* _Material for this task_:
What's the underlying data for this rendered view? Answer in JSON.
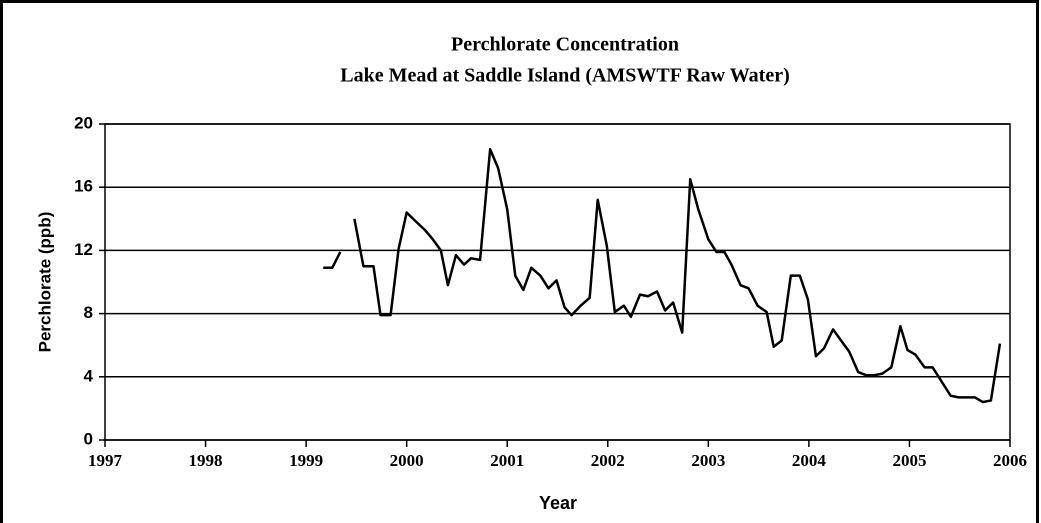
{
  "chart_data": {
    "type": "line",
    "title": "Perchlorate Concentration",
    "subtitle": "Lake Mead at Saddle Island (AMSWTF Raw Water)",
    "xlabel": "Year",
    "ylabel": "Perchlorate  (ppb)",
    "xlim": [
      1997,
      2006
    ],
    "xticks": [
      1997,
      1998,
      1999,
      2000,
      2001,
      2002,
      2003,
      2004,
      2005,
      2006
    ],
    "ylim": [
      0,
      20
    ],
    "yticks": [
      0,
      4,
      8,
      12,
      16,
      20
    ],
    "grid": true,
    "series": [
      {
        "name": "Perchlorate",
        "color": "#000000",
        "x": [
          1999.17,
          1999.26,
          1999.34,
          1999.41,
          1999.48,
          1999.57,
          1999.67,
          1999.74,
          1999.84,
          1999.92,
          2000.0,
          2000.08,
          2000.18,
          2000.26,
          2000.34,
          2000.41,
          2000.49,
          2000.57,
          2000.64,
          2000.73,
          2000.83,
          2000.91,
          2001.0,
          2001.08,
          2001.16,
          2001.24,
          2001.33,
          2001.41,
          2001.49,
          2001.57,
          2001.64,
          2001.73,
          2001.82,
          2001.9,
          2001.99,
          2002.07,
          2002.16,
          2002.23,
          2002.32,
          2002.4,
          2002.49,
          2002.57,
          2002.65,
          2002.74,
          2002.82,
          2002.9,
          2003.0,
          2003.08,
          2003.16,
          2003.23,
          2003.32,
          2003.4,
          2003.49,
          2003.58,
          2003.65,
          2003.73,
          2003.82,
          2003.91,
          2003.99,
          2004.07,
          2004.15,
          2004.24,
          2004.32,
          2004.4,
          2004.49,
          2004.57,
          2004.65,
          2004.73,
          2004.82,
          2004.91,
          2004.98,
          2005.06,
          2005.15,
          2005.23,
          2005.32,
          2005.41,
          2005.49,
          2005.57,
          2005.65,
          2005.73,
          2005.81,
          2005.9
        ],
        "values": [
          10.9,
          10.9,
          11.9,
          null,
          14.0,
          11.0,
          11.0,
          7.9,
          7.9,
          12.1,
          14.4,
          13.9,
          13.3,
          12.7,
          12.0,
          9.8,
          11.7,
          11.1,
          11.5,
          11.4,
          18.4,
          17.2,
          14.6,
          10.4,
          9.5,
          10.9,
          10.4,
          9.6,
          10.1,
          8.4,
          7.9,
          8.5,
          9.0,
          15.2,
          12.3,
          8.1,
          8.5,
          7.8,
          9.2,
          9.1,
          9.4,
          8.2,
          8.7,
          6.8,
          16.5,
          14.6,
          12.7,
          11.9,
          11.9,
          11.1,
          9.8,
          9.6,
          8.5,
          8.1,
          5.9,
          6.3,
          10.4,
          10.4,
          8.9,
          5.3,
          5.8,
          7.0,
          6.3,
          5.6,
          4.3,
          4.1,
          4.1,
          4.2,
          4.6,
          7.2,
          5.7,
          5.4,
          4.6,
          4.6,
          3.7,
          2.8,
          2.7,
          2.7,
          2.7,
          2.4,
          2.5,
          6.1
        ]
      }
    ]
  }
}
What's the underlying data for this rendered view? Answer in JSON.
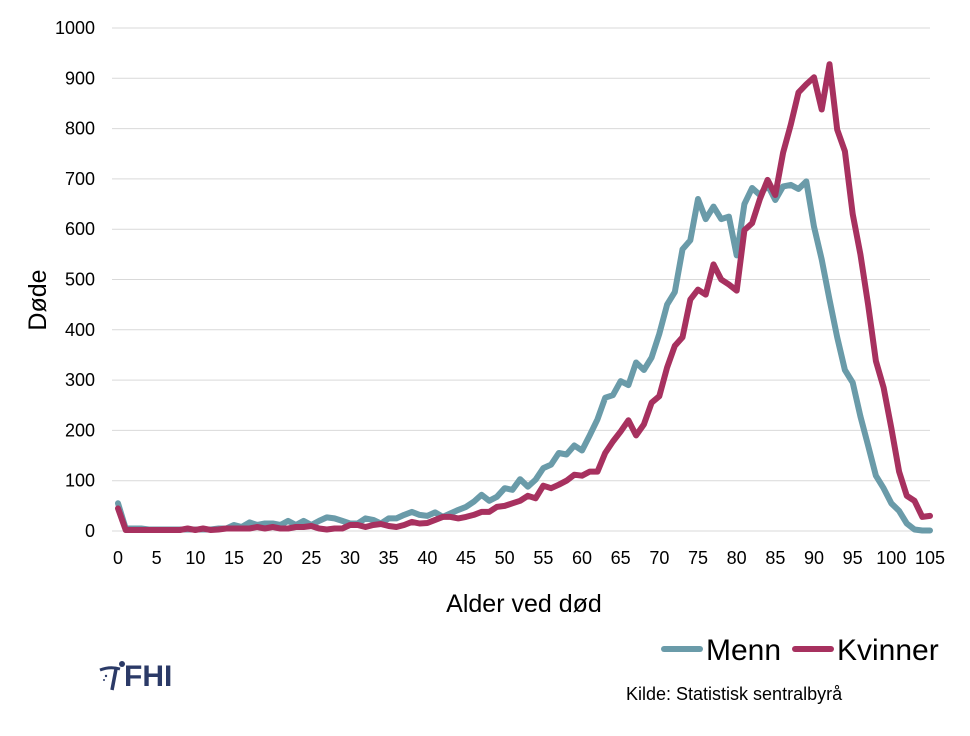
{
  "chart_data": {
    "type": "line",
    "xlabel": "Alder ved død",
    "ylabel": "Døde",
    "xlim": [
      0,
      105
    ],
    "ylim": [
      0,
      1000
    ],
    "y_ticks": [
      0,
      100,
      200,
      300,
      400,
      500,
      600,
      700,
      800,
      900,
      1000
    ],
    "x_ticks": [
      0,
      5,
      10,
      15,
      20,
      25,
      30,
      35,
      40,
      45,
      50,
      55,
      60,
      65,
      70,
      75,
      80,
      85,
      90,
      95,
      100,
      105
    ],
    "grid": "horizontal",
    "legend_position": "bottom-right",
    "series": [
      {
        "name": "Menn",
        "color": "#6a9ba9",
        "x": [
          0,
          1,
          2,
          3,
          4,
          5,
          6,
          7,
          8,
          9,
          10,
          11,
          12,
          13,
          14,
          15,
          16,
          17,
          18,
          19,
          20,
          21,
          22,
          23,
          24,
          25,
          26,
          27,
          28,
          29,
          30,
          31,
          32,
          33,
          34,
          35,
          36,
          37,
          38,
          39,
          40,
          41,
          42,
          43,
          44,
          45,
          46,
          47,
          48,
          49,
          50,
          51,
          52,
          53,
          54,
          55,
          56,
          57,
          58,
          59,
          60,
          61,
          62,
          63,
          64,
          65,
          66,
          67,
          68,
          69,
          70,
          71,
          72,
          73,
          74,
          75,
          76,
          77,
          78,
          79,
          80,
          81,
          82,
          83,
          84,
          85,
          86,
          87,
          88,
          89,
          90,
          91,
          92,
          93,
          94,
          95,
          96,
          97,
          98,
          99,
          100,
          101,
          102,
          103,
          104,
          105
        ],
        "values": [
          55,
          5,
          5,
          5,
          3,
          3,
          3,
          3,
          3,
          3,
          3,
          3,
          3,
          5,
          5,
          12,
          8,
          17,
          12,
          15,
          15,
          12,
          20,
          12,
          20,
          12,
          20,
          27,
          25,
          20,
          15,
          15,
          25,
          22,
          15,
          25,
          25,
          32,
          38,
          32,
          30,
          37,
          28,
          35,
          42,
          48,
          58,
          72,
          60,
          68,
          85,
          82,
          103,
          88,
          102,
          125,
          132,
          155,
          152,
          170,
          160,
          190,
          222,
          265,
          270,
          298,
          290,
          335,
          320,
          345,
          392,
          450,
          475,
          560,
          578,
          660,
          620,
          645,
          620,
          625,
          548,
          650,
          682,
          668,
          688,
          658,
          685,
          688,
          680,
          695,
          605,
          540,
          460,
          385,
          320,
          295,
          228,
          170,
          110,
          85,
          55,
          40,
          15,
          3,
          1,
          1
        ]
      },
      {
        "name": "Kvinner",
        "color": "#a7315f",
        "x": [
          0,
          1,
          2,
          3,
          4,
          5,
          6,
          7,
          8,
          9,
          10,
          11,
          12,
          13,
          14,
          15,
          16,
          17,
          18,
          19,
          20,
          21,
          22,
          23,
          24,
          25,
          26,
          27,
          28,
          29,
          30,
          31,
          32,
          33,
          34,
          35,
          36,
          37,
          38,
          39,
          40,
          41,
          42,
          43,
          44,
          45,
          46,
          47,
          48,
          49,
          50,
          51,
          52,
          53,
          54,
          55,
          56,
          57,
          58,
          59,
          60,
          61,
          62,
          63,
          64,
          65,
          66,
          67,
          68,
          69,
          70,
          71,
          72,
          73,
          74,
          75,
          76,
          77,
          78,
          79,
          80,
          81,
          82,
          83,
          84,
          85,
          86,
          87,
          88,
          89,
          90,
          91,
          92,
          93,
          94,
          95,
          96,
          97,
          98,
          99,
          100,
          101,
          102,
          103,
          104,
          105
        ],
        "values": [
          45,
          2,
          2,
          2,
          2,
          2,
          2,
          2,
          2,
          5,
          2,
          5,
          2,
          3,
          5,
          5,
          5,
          5,
          8,
          5,
          8,
          5,
          5,
          8,
          8,
          10,
          5,
          3,
          5,
          5,
          12,
          12,
          8,
          12,
          14,
          10,
          8,
          12,
          18,
          15,
          16,
          22,
          28,
          28,
          25,
          28,
          32,
          38,
          38,
          48,
          50,
          55,
          60,
          70,
          65,
          90,
          85,
          92,
          100,
          112,
          110,
          118,
          118,
          155,
          178,
          198,
          220,
          190,
          212,
          255,
          268,
          325,
          368,
          385,
          460,
          480,
          470,
          530,
          500,
          490,
          478,
          598,
          612,
          660,
          698,
          668,
          752,
          808,
          872,
          888,
          902,
          838,
          928,
          798,
          755,
          630,
          550,
          450,
          338,
          285,
          205,
          118,
          70,
          60,
          28,
          30
        ]
      }
    ],
    "legend": [
      "Menn",
      "Kvinner"
    ]
  },
  "source_text": "Kilde: Statistisk sentralbyrå",
  "logo": {
    "text": "FHI",
    "color": "#2b3a67",
    "icon": "fhi-logo-icon"
  }
}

* _Aim_:
Select and copy every line of the material that holds the string "ylabel".

* _Problem solution_:
    "ylabel": "Perchlorate  (ppb)",
    "ylabel": "Døde",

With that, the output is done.